> _TASK DETAILS_: Extract every line of the material that holds the string "What".
::: PROVIDED DATA
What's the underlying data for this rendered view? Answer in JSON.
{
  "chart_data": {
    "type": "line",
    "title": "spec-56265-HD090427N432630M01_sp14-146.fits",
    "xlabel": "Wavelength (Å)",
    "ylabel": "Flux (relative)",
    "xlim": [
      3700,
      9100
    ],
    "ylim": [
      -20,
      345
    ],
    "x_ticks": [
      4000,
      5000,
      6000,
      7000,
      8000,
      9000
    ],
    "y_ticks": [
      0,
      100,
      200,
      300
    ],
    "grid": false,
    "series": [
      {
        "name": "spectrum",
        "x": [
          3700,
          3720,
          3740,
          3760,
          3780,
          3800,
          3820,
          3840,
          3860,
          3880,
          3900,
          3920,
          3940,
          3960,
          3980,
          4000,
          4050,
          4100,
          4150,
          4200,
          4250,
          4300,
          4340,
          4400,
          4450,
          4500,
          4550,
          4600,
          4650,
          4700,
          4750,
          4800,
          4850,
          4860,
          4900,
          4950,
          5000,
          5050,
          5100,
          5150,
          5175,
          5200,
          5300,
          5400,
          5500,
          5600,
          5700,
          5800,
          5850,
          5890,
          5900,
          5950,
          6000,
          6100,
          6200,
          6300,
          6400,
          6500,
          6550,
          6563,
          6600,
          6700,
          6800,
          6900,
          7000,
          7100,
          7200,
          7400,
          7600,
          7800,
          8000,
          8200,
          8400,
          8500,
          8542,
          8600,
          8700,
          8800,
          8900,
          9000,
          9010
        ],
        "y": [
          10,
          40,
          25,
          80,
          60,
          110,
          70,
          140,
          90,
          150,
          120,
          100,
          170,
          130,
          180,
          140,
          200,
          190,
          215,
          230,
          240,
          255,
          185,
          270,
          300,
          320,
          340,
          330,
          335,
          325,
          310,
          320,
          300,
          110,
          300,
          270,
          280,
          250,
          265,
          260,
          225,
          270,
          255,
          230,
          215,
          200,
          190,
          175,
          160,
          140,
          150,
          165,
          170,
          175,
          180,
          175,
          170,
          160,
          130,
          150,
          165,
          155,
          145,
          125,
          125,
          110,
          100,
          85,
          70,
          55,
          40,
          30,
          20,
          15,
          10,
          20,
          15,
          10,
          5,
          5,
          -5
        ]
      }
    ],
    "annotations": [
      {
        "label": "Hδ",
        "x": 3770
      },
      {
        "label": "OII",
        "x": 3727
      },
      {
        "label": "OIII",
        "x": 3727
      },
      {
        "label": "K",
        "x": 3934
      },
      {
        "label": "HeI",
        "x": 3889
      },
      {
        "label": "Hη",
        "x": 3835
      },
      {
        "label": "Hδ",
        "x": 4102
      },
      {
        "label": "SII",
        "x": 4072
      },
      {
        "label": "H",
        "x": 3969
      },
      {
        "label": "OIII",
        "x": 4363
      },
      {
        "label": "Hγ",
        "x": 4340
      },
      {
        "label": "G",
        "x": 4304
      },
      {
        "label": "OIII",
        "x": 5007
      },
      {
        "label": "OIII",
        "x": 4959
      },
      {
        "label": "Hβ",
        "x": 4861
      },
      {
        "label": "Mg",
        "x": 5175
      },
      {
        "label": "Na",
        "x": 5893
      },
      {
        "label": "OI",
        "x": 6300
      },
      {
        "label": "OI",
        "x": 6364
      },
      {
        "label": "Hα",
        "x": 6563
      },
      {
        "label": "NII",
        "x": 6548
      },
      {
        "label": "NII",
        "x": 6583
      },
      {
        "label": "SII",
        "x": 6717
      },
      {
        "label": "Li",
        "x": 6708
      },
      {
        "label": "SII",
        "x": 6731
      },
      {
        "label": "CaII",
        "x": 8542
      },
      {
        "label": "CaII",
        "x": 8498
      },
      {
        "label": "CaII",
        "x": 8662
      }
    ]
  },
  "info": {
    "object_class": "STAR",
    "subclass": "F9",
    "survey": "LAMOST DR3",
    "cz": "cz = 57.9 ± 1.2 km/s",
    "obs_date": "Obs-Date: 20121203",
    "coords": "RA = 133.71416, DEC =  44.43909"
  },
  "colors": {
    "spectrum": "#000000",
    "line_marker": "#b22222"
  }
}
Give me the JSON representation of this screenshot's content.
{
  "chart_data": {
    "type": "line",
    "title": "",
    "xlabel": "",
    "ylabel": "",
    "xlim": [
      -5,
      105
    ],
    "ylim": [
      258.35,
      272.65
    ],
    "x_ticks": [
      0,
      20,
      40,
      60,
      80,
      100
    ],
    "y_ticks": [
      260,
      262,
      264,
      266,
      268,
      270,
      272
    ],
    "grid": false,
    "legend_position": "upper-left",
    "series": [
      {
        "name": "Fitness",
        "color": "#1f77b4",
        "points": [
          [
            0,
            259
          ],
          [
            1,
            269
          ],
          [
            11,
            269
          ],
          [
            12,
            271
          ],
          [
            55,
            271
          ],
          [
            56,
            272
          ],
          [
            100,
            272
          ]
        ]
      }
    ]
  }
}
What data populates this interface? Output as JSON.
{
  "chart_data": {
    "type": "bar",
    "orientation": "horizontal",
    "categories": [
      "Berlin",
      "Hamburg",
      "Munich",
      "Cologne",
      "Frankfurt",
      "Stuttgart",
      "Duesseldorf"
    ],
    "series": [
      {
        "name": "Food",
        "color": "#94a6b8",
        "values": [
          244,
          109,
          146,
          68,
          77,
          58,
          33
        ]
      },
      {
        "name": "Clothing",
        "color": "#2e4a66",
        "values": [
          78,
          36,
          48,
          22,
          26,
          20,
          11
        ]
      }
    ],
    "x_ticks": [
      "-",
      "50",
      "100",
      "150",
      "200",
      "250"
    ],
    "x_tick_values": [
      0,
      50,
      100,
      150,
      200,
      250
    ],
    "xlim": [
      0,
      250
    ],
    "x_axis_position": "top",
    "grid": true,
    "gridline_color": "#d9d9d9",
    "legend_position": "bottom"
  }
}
::::::
> _OUTPUT OF THE EXERCISE_:
What's the underlying data for this rendered view? Answer in JSON.
What data populates this interface? Output as JSON.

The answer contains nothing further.